→ **TASK BRIEF**:
Filter out everything except lines holding "this".

####################

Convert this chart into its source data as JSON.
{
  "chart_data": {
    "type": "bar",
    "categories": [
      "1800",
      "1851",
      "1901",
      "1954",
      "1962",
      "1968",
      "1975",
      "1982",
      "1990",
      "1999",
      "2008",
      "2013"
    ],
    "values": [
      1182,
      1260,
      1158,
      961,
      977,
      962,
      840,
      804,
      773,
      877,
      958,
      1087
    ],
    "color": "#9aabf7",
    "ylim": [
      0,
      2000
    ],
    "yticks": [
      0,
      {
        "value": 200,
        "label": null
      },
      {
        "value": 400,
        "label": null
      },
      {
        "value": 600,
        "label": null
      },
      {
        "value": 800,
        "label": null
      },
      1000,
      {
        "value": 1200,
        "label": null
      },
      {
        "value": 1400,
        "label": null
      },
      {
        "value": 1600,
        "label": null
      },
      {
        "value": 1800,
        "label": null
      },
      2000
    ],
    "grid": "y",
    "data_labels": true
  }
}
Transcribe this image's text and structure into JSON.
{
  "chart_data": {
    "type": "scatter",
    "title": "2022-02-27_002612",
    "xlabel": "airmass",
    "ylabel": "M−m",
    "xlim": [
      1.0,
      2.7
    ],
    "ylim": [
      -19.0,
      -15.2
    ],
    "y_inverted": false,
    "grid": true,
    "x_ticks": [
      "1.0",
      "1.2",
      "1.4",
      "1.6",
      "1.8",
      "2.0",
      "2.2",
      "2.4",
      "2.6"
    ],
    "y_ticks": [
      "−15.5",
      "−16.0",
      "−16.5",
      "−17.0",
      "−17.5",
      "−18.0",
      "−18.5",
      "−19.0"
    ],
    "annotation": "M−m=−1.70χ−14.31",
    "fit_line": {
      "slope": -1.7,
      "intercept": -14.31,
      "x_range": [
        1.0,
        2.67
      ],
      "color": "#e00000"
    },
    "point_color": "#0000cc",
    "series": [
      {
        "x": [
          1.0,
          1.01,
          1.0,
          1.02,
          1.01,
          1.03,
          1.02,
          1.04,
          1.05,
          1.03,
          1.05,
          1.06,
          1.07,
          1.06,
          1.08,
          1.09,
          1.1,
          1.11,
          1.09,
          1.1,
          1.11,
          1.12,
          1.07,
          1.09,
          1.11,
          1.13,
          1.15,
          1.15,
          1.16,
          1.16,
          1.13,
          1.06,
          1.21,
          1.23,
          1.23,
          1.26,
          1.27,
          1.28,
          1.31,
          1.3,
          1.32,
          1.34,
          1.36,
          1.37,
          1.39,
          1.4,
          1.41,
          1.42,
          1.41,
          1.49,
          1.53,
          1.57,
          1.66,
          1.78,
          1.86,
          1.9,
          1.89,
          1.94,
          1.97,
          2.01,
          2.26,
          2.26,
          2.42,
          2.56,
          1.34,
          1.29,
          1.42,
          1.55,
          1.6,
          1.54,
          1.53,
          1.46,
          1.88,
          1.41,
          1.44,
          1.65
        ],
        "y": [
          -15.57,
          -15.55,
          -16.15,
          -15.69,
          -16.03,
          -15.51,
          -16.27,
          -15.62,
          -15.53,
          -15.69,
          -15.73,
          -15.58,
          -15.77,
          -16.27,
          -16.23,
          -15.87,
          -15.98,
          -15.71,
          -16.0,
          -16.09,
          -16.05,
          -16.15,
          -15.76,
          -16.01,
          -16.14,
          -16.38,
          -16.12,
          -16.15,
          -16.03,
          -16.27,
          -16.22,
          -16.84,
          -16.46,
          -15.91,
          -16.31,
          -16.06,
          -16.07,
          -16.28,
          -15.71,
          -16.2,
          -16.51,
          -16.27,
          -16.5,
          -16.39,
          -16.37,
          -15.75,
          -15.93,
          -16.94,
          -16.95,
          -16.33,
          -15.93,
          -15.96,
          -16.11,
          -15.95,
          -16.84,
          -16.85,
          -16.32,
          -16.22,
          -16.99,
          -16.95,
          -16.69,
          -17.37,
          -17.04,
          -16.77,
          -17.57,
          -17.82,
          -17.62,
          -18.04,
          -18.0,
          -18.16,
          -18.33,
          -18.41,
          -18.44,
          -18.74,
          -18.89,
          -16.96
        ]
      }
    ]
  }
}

####################

→ **TASK ANSWER**:
Convert this chart into its source data as JSON.
Transcribe this image's text and structure into JSON.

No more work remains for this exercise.